- [Figure content listings]:
-=-=-

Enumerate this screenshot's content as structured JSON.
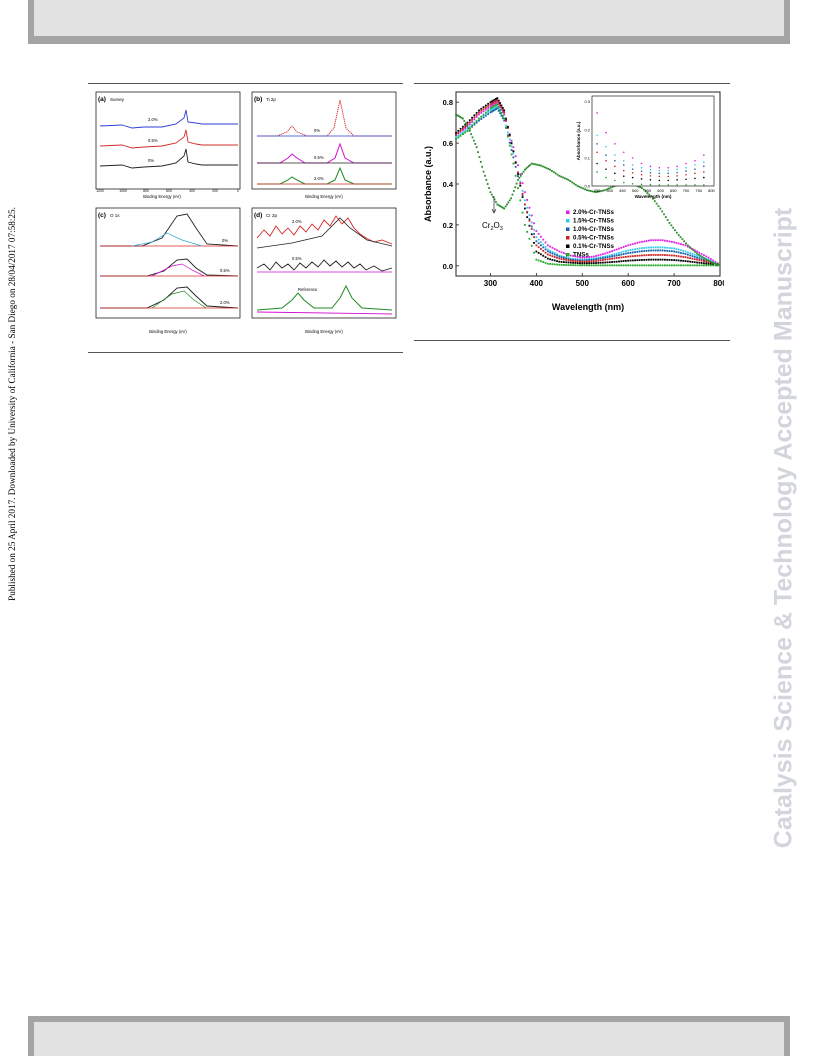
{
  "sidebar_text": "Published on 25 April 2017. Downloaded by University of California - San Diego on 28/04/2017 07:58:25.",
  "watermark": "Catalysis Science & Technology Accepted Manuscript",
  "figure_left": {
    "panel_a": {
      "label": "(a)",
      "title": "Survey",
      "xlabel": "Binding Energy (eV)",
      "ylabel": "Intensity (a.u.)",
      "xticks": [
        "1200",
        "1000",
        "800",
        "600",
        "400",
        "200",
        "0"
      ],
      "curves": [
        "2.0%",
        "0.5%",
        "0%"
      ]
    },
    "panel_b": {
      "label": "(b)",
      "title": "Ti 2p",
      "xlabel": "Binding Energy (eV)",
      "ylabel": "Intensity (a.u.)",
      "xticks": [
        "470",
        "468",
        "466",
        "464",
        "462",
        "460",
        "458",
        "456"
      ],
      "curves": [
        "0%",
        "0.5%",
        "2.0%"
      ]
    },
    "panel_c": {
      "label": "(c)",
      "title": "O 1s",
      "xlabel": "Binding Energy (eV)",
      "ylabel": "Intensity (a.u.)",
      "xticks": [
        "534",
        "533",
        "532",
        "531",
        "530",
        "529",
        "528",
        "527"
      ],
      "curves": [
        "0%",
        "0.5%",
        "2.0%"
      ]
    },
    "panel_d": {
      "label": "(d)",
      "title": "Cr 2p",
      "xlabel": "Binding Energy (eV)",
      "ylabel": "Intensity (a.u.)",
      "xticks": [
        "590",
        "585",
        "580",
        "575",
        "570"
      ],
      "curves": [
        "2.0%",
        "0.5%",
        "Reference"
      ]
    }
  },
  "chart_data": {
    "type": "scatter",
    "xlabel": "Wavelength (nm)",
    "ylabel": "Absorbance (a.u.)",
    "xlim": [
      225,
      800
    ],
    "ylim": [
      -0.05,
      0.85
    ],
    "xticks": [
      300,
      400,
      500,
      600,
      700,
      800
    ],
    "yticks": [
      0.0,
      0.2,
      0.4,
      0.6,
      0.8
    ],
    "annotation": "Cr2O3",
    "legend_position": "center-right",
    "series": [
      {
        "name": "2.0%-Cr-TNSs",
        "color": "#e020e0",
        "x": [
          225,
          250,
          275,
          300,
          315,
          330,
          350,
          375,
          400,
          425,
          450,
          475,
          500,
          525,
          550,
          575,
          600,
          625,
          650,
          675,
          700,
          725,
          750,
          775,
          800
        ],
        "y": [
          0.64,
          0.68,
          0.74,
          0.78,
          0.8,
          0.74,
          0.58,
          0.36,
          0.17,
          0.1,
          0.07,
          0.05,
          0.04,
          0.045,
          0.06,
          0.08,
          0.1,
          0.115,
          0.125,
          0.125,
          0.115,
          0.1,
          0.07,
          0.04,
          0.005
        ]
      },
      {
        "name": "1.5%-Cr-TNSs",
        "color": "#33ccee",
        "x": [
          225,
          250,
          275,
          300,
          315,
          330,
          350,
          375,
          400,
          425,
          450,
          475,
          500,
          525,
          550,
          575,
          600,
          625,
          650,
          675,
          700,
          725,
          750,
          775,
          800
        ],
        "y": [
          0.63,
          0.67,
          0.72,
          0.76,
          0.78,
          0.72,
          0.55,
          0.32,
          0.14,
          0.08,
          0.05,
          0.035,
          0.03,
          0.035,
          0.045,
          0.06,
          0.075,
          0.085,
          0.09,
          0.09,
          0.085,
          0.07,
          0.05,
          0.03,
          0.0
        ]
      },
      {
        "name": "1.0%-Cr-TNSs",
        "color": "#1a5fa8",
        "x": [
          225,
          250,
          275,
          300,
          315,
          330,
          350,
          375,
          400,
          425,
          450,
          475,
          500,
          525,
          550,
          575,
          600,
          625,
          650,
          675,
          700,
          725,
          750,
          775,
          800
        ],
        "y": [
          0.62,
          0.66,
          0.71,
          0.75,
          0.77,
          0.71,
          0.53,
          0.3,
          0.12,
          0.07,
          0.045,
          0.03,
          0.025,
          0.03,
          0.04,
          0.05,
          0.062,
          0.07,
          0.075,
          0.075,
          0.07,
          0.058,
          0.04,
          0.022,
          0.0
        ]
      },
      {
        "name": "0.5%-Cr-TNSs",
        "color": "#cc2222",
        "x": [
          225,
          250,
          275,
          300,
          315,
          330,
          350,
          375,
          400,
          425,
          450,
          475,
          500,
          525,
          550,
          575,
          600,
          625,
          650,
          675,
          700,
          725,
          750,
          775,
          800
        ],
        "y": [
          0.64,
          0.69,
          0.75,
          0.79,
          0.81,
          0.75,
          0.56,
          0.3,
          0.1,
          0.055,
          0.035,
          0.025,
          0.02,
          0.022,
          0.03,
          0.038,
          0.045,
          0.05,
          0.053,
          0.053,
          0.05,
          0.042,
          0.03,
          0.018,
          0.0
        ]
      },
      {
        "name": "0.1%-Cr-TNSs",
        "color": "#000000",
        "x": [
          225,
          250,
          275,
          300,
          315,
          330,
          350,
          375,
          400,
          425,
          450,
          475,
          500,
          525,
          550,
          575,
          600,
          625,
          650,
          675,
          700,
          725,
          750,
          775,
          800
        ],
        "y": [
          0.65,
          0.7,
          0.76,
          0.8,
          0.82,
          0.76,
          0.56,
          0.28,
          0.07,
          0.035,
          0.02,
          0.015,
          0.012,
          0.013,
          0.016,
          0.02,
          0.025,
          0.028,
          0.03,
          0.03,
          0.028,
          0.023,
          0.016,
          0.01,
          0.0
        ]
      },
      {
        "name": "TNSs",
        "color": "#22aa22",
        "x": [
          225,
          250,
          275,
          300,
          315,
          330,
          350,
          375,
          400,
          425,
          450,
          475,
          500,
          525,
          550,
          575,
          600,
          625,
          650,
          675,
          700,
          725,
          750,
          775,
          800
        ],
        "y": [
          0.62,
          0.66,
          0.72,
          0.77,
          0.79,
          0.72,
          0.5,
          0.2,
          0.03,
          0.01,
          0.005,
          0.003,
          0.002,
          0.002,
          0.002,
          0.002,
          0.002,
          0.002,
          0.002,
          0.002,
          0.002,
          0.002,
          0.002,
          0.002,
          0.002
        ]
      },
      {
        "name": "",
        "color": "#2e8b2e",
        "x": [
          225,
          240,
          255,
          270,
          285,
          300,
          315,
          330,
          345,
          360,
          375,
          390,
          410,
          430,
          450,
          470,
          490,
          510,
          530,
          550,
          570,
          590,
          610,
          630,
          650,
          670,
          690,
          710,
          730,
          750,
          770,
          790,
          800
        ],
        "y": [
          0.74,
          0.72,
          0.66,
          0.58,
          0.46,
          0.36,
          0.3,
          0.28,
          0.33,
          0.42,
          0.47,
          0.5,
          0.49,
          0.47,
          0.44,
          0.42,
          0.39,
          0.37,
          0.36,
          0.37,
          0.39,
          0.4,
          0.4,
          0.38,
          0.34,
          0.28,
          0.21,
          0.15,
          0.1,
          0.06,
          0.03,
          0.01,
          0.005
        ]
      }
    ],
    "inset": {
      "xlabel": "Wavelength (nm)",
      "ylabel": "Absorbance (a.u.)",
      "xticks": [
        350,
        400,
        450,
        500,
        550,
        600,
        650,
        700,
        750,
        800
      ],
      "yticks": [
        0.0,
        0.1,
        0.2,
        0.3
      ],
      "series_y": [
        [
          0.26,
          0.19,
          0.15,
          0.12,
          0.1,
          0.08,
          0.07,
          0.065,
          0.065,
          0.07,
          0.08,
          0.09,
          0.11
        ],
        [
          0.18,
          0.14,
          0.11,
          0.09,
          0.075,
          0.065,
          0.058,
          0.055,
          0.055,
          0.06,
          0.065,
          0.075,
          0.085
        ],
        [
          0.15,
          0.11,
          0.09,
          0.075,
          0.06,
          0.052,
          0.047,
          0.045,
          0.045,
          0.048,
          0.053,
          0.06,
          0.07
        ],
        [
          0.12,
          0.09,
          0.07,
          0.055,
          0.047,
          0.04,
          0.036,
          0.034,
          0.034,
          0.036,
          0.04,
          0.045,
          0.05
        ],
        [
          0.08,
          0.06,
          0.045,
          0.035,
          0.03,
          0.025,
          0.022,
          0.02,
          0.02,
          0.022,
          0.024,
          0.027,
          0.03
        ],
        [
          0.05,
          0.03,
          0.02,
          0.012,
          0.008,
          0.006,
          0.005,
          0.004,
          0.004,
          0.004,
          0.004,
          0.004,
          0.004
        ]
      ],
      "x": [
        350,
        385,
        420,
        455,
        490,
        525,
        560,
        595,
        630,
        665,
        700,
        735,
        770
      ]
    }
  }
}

-=-=-

- [PROBLEM DETAILS]:
Which lines contain "color"? Copy each of them.

- [ANSWER TO THIS TASK]:
        "color": "#e020e0",
        "color": "#33ccee",
        "color": "#1a5fa8",
        "color": "#cc2222",
        "color": "#000000",
        "color": "#22aa22",
        "color": "#2e8b2e",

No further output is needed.